Exactly reproduce the line containing "Read all visible content and emit it as JSON." together with every line after it, through the end of the entries, and give nothing more.

§ **TASK INPUTS**:
%%
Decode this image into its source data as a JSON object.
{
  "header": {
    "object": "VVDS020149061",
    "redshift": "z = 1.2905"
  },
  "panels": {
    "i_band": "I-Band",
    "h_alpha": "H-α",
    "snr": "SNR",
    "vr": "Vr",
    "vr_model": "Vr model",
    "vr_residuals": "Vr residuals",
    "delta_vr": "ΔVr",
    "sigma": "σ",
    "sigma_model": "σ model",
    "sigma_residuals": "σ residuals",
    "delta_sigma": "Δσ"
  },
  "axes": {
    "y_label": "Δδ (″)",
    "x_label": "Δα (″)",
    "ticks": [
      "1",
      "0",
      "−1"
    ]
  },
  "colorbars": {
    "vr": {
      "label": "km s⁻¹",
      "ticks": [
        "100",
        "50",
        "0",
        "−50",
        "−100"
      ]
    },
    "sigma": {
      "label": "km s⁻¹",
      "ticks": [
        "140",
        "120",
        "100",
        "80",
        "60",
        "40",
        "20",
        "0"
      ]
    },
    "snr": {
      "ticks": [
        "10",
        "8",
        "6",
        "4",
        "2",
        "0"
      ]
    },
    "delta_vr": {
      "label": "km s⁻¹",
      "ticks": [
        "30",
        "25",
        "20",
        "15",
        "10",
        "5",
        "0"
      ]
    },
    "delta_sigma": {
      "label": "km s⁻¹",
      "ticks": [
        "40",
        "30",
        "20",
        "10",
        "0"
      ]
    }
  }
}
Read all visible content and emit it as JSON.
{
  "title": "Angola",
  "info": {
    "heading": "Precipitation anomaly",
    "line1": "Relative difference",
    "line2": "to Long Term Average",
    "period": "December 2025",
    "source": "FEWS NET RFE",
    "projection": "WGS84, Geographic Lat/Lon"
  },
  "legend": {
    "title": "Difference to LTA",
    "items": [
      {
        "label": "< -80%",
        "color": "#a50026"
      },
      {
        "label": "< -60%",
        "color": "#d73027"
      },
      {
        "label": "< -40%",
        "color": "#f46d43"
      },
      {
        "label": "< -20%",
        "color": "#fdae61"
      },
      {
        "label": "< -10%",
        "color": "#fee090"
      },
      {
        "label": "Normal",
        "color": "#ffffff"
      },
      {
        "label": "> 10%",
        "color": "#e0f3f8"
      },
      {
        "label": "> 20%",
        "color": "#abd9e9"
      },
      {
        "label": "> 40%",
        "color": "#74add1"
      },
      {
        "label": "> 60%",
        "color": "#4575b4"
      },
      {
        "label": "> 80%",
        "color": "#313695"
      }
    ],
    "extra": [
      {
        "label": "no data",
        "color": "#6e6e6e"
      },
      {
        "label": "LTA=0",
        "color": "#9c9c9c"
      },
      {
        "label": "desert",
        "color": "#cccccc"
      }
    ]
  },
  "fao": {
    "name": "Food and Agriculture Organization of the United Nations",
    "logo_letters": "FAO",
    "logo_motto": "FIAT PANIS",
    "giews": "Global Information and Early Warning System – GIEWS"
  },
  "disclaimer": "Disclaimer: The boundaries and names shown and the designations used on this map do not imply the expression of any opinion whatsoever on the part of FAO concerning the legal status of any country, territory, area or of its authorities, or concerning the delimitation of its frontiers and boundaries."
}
%%
§ **RESPONSE TO THIS EXERCISE**:
Read all visible content and emit it as JSON.
{
  "title": "Angola",
  "info": {
    "heading": "Precipitation anomaly",
    "line1": "Relative difference",
    "line2": "to Long Term Average",
    "period": "December 2025",
    "source": "FEWS NET RFE",
    "projection": "WGS84, Geographic Lat/Lon"
  },
  "legend": {
    "title": "Difference to LTA",
    "items": [
      {
        "label": "< -80%",
        "color": "#a50026"
      },
      {
        "label": "< -60%",
        "color": "#d73027"
      },
      {
        "label": "< -40%",
        "color": "#f46d43"
      },
      {
        "label": "< -20%",
        "color": "#fdae61"
      },
      {
        "label": "< -10%",
        "color": "#fee090"
      },
      {
        "label": "Normal",
        "color": "#ffffff"
      },
      {
        "label": "> 10%",
        "color": "#e0f3f8"
      },
      {
        "label": "> 20%",
        "color": "#abd9e9"
      },
      {
        "label": "> 40%",
        "color": "#74add1"
      },
      {
        "label": "> 60%",
        "color": "#4575b4"
      },
      {
        "label": "> 80%",
        "color": "#313695"
      }
    ],
    "extra": [
      {
        "label": "no data",
        "color": "#6e6e6e"
      },
      {
        "label": "LTA=0",
        "color": "#9c9c9c"
      },
      {
        "label": "desert",
        "color": "#cccccc"
      }
    ]
  },
  "fao": {
    "name": "Food and Agriculture Organization of the United Nations",
    "logo_letters": "FAO",
    "logo_motto": "FIAT PANIS",
    "giews": "Global Information and Early Warning System – GIEWS"
  },
  "disclaimer": "Disclaimer: The boundaries and names shown and the designations used on this map do not imply the expression of any opinion whatsoever on the part of FAO concerning the legal status of any country, territory, area or of its authorities, or concerning the delimitation of its frontiers and boundaries."
}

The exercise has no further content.